• EXERCISE PROMPT
Reproduce the bug comment between "Comment 6 for" and "for capturing <b>)", inclusive, putting "root cause" wherever "problematic fact" appears.

• SUPPLIED TEXT
┄┄┄┄┄┄┄┄┄┄┄┄┄┄┄┄┄┄┄┄
Comment 6 for bug 1205637

Revision history for this message
Marc Na (ub40) wrote :

The expression seems to be https://github.com/kovidgoyal/calibre/blob/v3.2.1/src/calibre/ebooks/conversion/utils.py#L440

The problematic fact is <br/> matches <b[^>]*> (which was meant for capturing <b>)

test case:

import re
html = "<p>We use <i>italics with a self-closing br<br/></i> element.</p>"
html = re.sub(
            r"\s*<(font|[ibu]|em|strong)[^>]*>\s*(<(font|[ibu]|em|strong)[^>]*>\s*</(font|[ibu]|em|strong)>\s*){0,2}\s*</(font|[ibu]|em|strong)>", " ", html)
print html

Result:

<p>We use <i>italics with a self-closing br element.</p>

(Match = "<br/></i>")

test case #2:

import re
html = "<p>We use <i>italics with a self-closing span<span/></i> element.</p>"
html = re.sub(
            r"\s*<(font|[ibu]|em|strong)[^>]*>\s*(<(font|[ibu]|em|strong)[^>]*>\s*</(font|[ibu]|em|strong)>\s*){0,2}\s*</(font|[ibu]|em|strong)>", " ", html)
print html

Result:

<p>We use <i>italics with a self-closing span<span/></i> element.</p>

(No match)
┄┄┄┄┄┄┄┄┄┄┄┄┄┄┄┄┄┄┄┄
• DATASET SECTION
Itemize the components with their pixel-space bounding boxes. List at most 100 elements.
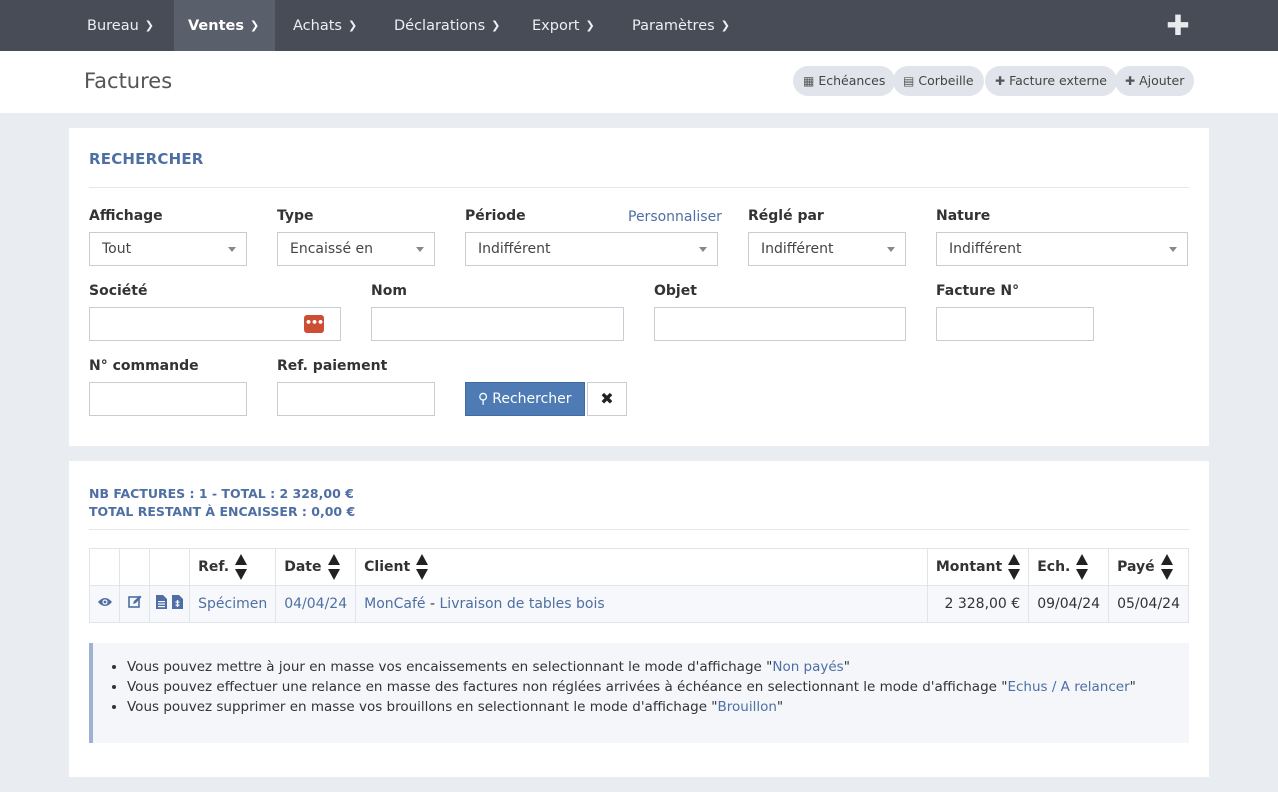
┄┄┄┄┄┄┄┄┄┄┄┄┄┄┄┄┄┄┄┄
• WRITTEN ANSWER
Comment 6 for bug 1205637

Revision history for this message
Marc Na (ub40) wrote :

The expression seems to be https://github.com/kovidgoyal/calibre/blob/v3.2.1/src/calibre/ebooks/conversion/utils.py#L440

The root cause is <br/> matches <b[^>]*> (which was meant for capturing <b>)